start Text provided

Next to the cloakroom I find a couple more rooms, where food has been laid out. I grab a plate: smoked salmon, feta cheese salad, pasta – good nosh. And sitting down I find a middle-aged woman. The sister of Joe’s mum, and a great person, Sheena Yeats now lives in Leeds, where she teaches at the university. She’s very Scottish, however: ‘Well, this is the best funeral I’ve ever been to,’ she burrs, with a smile. ‘Joe would have really appreciated it.’ She tells me how Joe had been up to Scotland a month ago, to a wedding, and that he had been in touch with everyone in his family recently. She reminds me that Joe’s mum Anna had passed on in January 1987. ‘Although he chose to call himself Joe, because it was such an everyman name, his real name was John, a name with the common touch,’ she explains.

Bob Gruen tells me how Joe had been in New York a couple of months ago, in some bar, leading the assembled throng in revelry and having a great time. Seated nearby is Gerry Harrington, a Los Angeles agent who had guided Joe’s career when he was working on Walker and Mystery Train and releasing 1989’s Earthquake Weather. Joe had written a song for Johnny Cash last April, at Gerry’s house in LA, entitled ‘Long Shadow’: he plays it for me on an I-Pod, an extraordinary valedictory work that could have been about Joe himself, with lines about crawling up the mountain to the top.

I talk to Rat Scabies, former drummer with the Damned. He tells me he and Joe had been working together in 1995 on the soundtrack of Grosse Pointe Blank, but that they fell out over that hoary old rock’n’roll chestnut – money. ‘I was stupid,’ he admits. ‘I thought I knew everything from playing with the Damned. But working with Joe was like an entirely new education. He understood how to trust his instincts and go with them every time. I couldn’t believe how fast he worked.’

I run into Mick Jones. He puts his arms around me and kisses me on the cheek. We hold each other. He tells me how he’d loved the message I’d left on his voice-mail after seeing the JOE STRUMMER R.I.PUNK graffiti on Christmas Day; it had touched Mick as deeply as it touched me. He tells me how great the Fire Brigades Union have been, and that the police have behaved similarly. At the Chapel of Rest where Joe had been laid in Somerset a sound system had blared out 24-7. When the police came round in response to complaints from neighbours, and were told it was Joe who was lying there, instead of telling them they must turn down the music they responded by placing a permanent two-man unit outside the chapel: a Great Briton getting a fitting guard of honour, an irony Joe would have appreciated as his mourning bredren consumed several pounds of herb.

Pearl Harbour, Paul’s ex-wife, is there, talking to Joe Ely, the Texan rockabilly star who had often played with the Clash. She tells me how this trip has brought closure for her by bringing her back to what, she admits, was the happiest time in her life.

end Text provided
start Provided records

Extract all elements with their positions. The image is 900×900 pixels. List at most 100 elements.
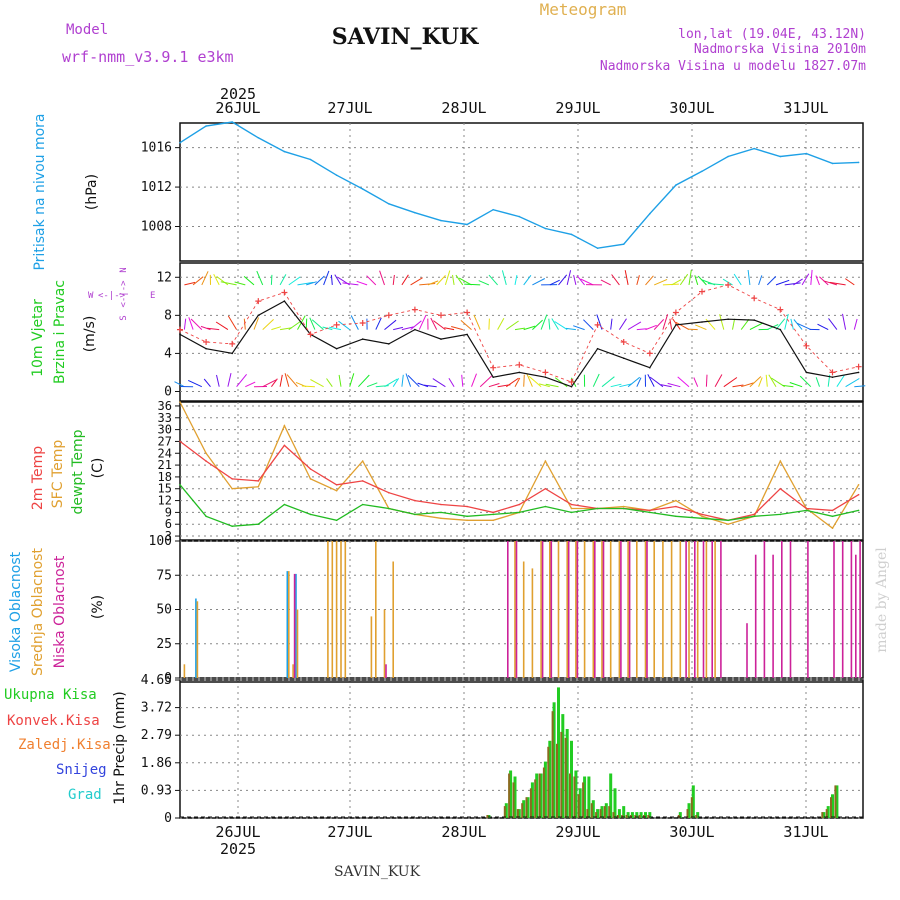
pressure-line-point-1 bbox=[205, 125, 207, 127]
wind-arrow-1-127 bbox=[732, 318, 736, 330]
svg-text:E: E bbox=[150, 291, 155, 301]
precip-total-bar-23 bbox=[587, 776, 591, 818]
wind-arrow-0-51 bbox=[401, 274, 409, 286]
temp-2m-line-point-12 bbox=[492, 511, 495, 514]
precip-conv-bar-27 bbox=[603, 806, 606, 818]
precip-total-bar-16 bbox=[557, 687, 560, 818]
wind-arrow-2-61 bbox=[432, 378, 446, 388]
pressure-line-point-17 bbox=[622, 243, 625, 245]
wind-title: 10m Vjetar bbox=[30, 299, 46, 377]
wind-arrow-1-51 bbox=[401, 326, 414, 331]
wind-arrow-0-13 bbox=[220, 281, 237, 286]
sfc-temp-line-point-17 bbox=[622, 505, 625, 508]
precip-total-bar-7 bbox=[517, 809, 521, 818]
precip-conv-bar-21 bbox=[577, 794, 580, 818]
wind-gust-point-26 bbox=[855, 363, 862, 370]
wind-arrow-2-31 bbox=[301, 385, 315, 388]
wind-arrow-1-75 bbox=[506, 320, 519, 331]
temp-2m-line-point-25 bbox=[831, 509, 834, 512]
cloud-unit: (%) bbox=[90, 595, 106, 619]
pressure-line-point-20 bbox=[701, 170, 703, 173]
wind-arrow-1-21 bbox=[271, 326, 282, 331]
precip-conv-bar-28 bbox=[608, 806, 611, 818]
precip-conv-bar-7 bbox=[516, 809, 519, 818]
wind-arrow-2-57 bbox=[417, 382, 429, 388]
wind-arrow-2-51 bbox=[401, 374, 404, 387]
dewpt-line-point-24 bbox=[805, 509, 808, 512]
pressure-line-point-22 bbox=[753, 147, 755, 150]
wind-arrow-0-139 bbox=[784, 282, 801, 286]
ytick-label-3-3: 25 bbox=[156, 637, 172, 652]
wind-arrow-1-23 bbox=[280, 327, 292, 331]
pressure-line-point-9 bbox=[414, 211, 416, 214]
wind-arrow-1-71 bbox=[488, 318, 490, 330]
wind-arrow-0-17 bbox=[243, 276, 255, 286]
wind-mean-line-point-14 bbox=[544, 376, 547, 379]
wind-arrow-2-99 bbox=[610, 383, 622, 388]
wind-arrow-0-87 bbox=[558, 274, 568, 286]
bottom-day-labels: 26JUL 27JUL 28JUL 29JUL 30JUL 31JUL bbox=[215, 823, 828, 841]
temp-2m-line-point-0 bbox=[179, 440, 181, 443]
ytick-label-2-7: 15 bbox=[158, 482, 172, 496]
pressure-unit: (hPa) bbox=[84, 174, 100, 210]
precip-title-d: Snijeg bbox=[56, 762, 107, 778]
precip-total-bar-14 bbox=[548, 740, 552, 818]
precip-conv-bar-23 bbox=[586, 809, 589, 818]
wind-mean-line-point-2 bbox=[231, 352, 233, 355]
wind-mean-line-point-9 bbox=[414, 328, 416, 331]
wind-arrow-2-89 bbox=[554, 377, 568, 388]
top-day-0: 26JUL bbox=[215, 99, 260, 117]
bottom-day-5: 31JUL bbox=[783, 823, 828, 841]
precip-total-bar-46 bbox=[687, 803, 691, 818]
wind-arrow-2-5 bbox=[187, 379, 203, 388]
dewpt-line-point-2 bbox=[231, 525, 233, 527]
wind-arrow-2-109 bbox=[647, 374, 655, 387]
precip-title-b: Konvek.Kisa bbox=[7, 713, 100, 729]
wind-arrow-1-99 bbox=[610, 318, 613, 330]
sfc-temp-line-point-14 bbox=[544, 460, 547, 462]
ytick-label-0-2: 1008 bbox=[141, 220, 172, 235]
temp-2m-line-point-6 bbox=[335, 484, 338, 486]
wind-arrow-1-139 bbox=[784, 313, 789, 330]
wind-arrow-1-79 bbox=[523, 325, 536, 331]
wind-arrow-0-105 bbox=[636, 275, 640, 286]
wind-gust-point-7 bbox=[359, 320, 366, 326]
wind-arrow-1-17 bbox=[253, 317, 260, 330]
dewpt-line-point-12 bbox=[492, 513, 495, 516]
precip-total-bar-11 bbox=[535, 773, 539, 818]
top-day-labels: 26JUL 27JUL 28JUL 29JUL 30JUL 31JUL bbox=[215, 99, 828, 117]
wind-mean-line-point-7 bbox=[361, 338, 364, 340]
dewpt-line-point-7 bbox=[361, 503, 364, 506]
wind-arrow-1-13 bbox=[227, 315, 238, 330]
svg-text:W: W bbox=[88, 291, 94, 301]
wind-arrow-1-9 bbox=[207, 327, 220, 331]
wind-arrow-0-41 bbox=[342, 282, 359, 286]
wind-arrow-1-1 bbox=[183, 318, 187, 330]
wind-arrow-0-81 bbox=[532, 278, 546, 286]
precip-conv-bar-47 bbox=[690, 797, 693, 818]
wind-arrow-2-135 bbox=[765, 374, 768, 387]
sfc-temp-line-point-3 bbox=[257, 486, 260, 488]
wind-arrow-0-11 bbox=[216, 276, 229, 286]
temp-title-b: SFC Temp bbox=[50, 440, 66, 509]
wind-arrow-0-61 bbox=[444, 270, 451, 286]
wind-arrow-2-97 bbox=[601, 376, 615, 388]
wind-arrow-2-113 bbox=[660, 384, 672, 388]
precip-total-bar-28 bbox=[609, 773, 613, 818]
wind-arrow-1-19 bbox=[262, 319, 274, 330]
temp-2m-line-point-5 bbox=[309, 468, 312, 470]
wind-title2: Brzina i Pravac bbox=[52, 280, 68, 384]
precip-conv-bar-4 bbox=[503, 806, 506, 818]
precip-total-bar-48 bbox=[696, 812, 700, 818]
wind-gust-point-22 bbox=[751, 295, 758, 302]
precip-conv-bar-14 bbox=[547, 746, 550, 818]
pressure-line-point-24 bbox=[805, 152, 808, 155]
wind-arrow-0-77 bbox=[514, 275, 518, 285]
precip-total-bar-5 bbox=[509, 770, 513, 818]
wind-arrow-1-141 bbox=[790, 318, 794, 330]
model-elevation: Nadmorska Visina u modelu 1827.07m bbox=[600, 59, 866, 74]
wind-arrow-2-65 bbox=[461, 374, 464, 387]
wind-arrow-1-151 bbox=[828, 318, 838, 330]
pressure-line-point-4 bbox=[283, 150, 286, 153]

end Provided records

Please carry on the account of Joe Strummer's funeral, picking up right after its final paragraph.

A moment later Tricia – Mrs Simonon – comes over as Pearl departs and proceeds to tell me how the absent Clash manager Bernie Rhodes had been contacted and invited to come to the funeral, but after the usual over-lengthy conversation it was impossible to discover what Bernie really felt or thought. ‘It seemed that he was more intent on getting on to the next agenda, which was that he desperately wanted to be invited to the Rock and Roll Hall of Fame induction for the Clash next March. What he didn’t realize was that it was already decided that he would be invited.’

‘I always had a soft spot for Joe,’ Bernie later told me. ‘But I couldn’t go to the funeral because I didn’t like the people he was hanging around with.’

Joe and Mick had both wanted a re-formed Clash to play at the Rock and Roll Hall of Fame induction. But the one refusenik? Paul Simonon, painter of Notting Hill. Trish admits that the last communication Paul had from Joe was on the morning that he died. Joe sent Paul a fax – he loved faxes, hated e-mails – saying, ‘You should try it – it could be fun.’ Paul, however, was adamant that the group shouldn’t re-form for the show.


Never too computer-literate, Joe wrote on a typewriter to the end. (Lucinda Mellor)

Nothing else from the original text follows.